begin

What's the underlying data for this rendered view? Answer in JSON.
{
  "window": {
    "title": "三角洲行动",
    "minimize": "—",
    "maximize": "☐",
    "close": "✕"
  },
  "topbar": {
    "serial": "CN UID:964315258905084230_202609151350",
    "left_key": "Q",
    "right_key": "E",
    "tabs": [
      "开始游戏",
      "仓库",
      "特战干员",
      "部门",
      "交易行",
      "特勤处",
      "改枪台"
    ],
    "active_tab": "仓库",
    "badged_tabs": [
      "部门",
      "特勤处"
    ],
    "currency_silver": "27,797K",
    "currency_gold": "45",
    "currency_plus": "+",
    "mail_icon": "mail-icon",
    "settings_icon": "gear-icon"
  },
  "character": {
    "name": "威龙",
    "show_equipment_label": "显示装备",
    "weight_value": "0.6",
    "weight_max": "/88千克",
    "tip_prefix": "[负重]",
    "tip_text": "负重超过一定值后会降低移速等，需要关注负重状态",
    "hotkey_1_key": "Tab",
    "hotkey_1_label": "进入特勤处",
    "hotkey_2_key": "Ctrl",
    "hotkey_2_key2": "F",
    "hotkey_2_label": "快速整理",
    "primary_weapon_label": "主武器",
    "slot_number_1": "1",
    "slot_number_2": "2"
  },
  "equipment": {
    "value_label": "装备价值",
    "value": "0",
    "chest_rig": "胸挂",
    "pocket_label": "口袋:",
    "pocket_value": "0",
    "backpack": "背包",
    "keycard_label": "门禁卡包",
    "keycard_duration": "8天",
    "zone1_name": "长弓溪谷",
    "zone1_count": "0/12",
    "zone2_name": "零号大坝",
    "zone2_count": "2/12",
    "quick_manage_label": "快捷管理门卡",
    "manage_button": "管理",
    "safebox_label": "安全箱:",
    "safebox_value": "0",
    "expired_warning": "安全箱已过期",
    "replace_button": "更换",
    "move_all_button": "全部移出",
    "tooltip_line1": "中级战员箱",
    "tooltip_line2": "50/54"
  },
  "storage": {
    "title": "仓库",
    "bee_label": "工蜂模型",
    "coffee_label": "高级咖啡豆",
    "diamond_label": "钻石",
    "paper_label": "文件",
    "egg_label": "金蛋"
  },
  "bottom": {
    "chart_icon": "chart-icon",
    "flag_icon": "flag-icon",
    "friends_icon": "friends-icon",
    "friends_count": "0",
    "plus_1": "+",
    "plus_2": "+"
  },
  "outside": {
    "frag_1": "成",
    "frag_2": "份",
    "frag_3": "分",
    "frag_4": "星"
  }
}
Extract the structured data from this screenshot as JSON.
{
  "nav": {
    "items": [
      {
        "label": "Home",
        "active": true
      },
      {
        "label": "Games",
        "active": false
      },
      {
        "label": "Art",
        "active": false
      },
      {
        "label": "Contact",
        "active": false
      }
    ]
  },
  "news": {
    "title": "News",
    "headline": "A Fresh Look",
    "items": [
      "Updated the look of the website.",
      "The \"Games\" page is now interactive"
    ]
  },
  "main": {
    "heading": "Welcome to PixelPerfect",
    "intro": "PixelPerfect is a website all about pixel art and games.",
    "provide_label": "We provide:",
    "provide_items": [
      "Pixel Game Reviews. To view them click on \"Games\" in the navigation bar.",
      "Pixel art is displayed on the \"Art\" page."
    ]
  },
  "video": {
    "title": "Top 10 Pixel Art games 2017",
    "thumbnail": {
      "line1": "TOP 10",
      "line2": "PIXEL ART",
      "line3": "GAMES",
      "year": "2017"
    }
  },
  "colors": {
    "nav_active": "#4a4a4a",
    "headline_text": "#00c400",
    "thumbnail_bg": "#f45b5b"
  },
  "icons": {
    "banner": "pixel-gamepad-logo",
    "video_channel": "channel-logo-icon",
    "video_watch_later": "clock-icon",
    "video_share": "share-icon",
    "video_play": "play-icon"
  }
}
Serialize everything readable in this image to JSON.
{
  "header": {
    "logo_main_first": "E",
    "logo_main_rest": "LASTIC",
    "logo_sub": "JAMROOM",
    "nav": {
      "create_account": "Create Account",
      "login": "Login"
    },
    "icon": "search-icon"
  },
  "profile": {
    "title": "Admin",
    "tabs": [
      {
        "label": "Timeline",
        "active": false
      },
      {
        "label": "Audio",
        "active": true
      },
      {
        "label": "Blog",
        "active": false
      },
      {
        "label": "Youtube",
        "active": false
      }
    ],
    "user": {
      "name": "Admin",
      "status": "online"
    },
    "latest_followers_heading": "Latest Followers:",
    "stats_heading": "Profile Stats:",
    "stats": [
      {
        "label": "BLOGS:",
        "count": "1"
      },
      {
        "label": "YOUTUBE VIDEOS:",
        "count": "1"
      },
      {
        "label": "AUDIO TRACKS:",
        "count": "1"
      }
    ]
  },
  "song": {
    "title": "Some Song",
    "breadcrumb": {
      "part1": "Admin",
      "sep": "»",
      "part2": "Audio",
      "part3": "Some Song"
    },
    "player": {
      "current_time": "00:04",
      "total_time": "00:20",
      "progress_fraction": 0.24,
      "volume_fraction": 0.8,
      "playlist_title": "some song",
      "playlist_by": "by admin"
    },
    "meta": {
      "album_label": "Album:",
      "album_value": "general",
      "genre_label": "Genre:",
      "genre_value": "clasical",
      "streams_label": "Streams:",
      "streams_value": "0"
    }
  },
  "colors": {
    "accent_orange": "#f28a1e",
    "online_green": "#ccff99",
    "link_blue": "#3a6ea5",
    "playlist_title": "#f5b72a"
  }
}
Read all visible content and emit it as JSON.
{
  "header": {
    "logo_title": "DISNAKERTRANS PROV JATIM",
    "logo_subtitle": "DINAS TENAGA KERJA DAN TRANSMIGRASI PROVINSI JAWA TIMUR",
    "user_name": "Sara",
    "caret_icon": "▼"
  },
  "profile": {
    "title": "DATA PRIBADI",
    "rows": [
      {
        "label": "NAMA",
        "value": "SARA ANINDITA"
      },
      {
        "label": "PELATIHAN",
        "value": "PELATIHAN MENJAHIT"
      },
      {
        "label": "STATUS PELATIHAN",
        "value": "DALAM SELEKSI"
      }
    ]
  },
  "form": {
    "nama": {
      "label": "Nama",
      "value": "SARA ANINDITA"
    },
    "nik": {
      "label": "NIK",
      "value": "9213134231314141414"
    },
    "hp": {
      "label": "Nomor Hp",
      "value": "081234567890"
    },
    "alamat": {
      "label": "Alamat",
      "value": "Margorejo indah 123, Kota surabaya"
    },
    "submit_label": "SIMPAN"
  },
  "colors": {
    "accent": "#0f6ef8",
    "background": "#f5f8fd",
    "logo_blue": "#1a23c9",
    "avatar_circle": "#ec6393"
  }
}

end

* _Task requirements_: Go back to the data above and please quote exactly, and only, the lines from the line with "Read all visible content and emit it as JSON." through its last line.

* _Result_:
Read all visible content and emit it as JSON.
{
  "header": {
    "logo_title": "DISNAKERTRANS PROV JATIM",
    "logo_subtitle": "DINAS TENAGA KERJA DAN TRANSMIGRASI PROVINSI JAWA TIMUR",
    "user_name": "Sara",
    "caret_icon": "▼"
  },
  "profile": {
    "title": "DATA PRIBADI",
    "rows": [
      {
        "label": "NAMA",
        "value": "SARA ANINDITA"
      },
      {
        "label": "PELATIHAN",
        "value": "PELATIHAN MENJAHIT"
      },
      {
        "label": "STATUS PELATIHAN",
        "value": "DALAM SELEKSI"
      }
    ]
  },
  "form": {
    "nama": {
      "label": "Nama",
      "value": "SARA ANINDITA"
    },
    "nik": {
      "label": "NIK",
      "value": "9213134231314141414"
    },
    "hp": {
      "label": "Nomor Hp",
      "value": "081234567890"
    },
    "alamat": {
      "label": "Alamat",
      "value": "Margorejo indah 123, Kota surabaya"
    },
    "submit_label": "SIMPAN"
  },
  "colors": {
    "accent": "#0f6ef8",
    "background": "#f5f8fd",
    "logo_blue": "#1a23c9",
    "avatar_circle": "#ec6393"
  }
}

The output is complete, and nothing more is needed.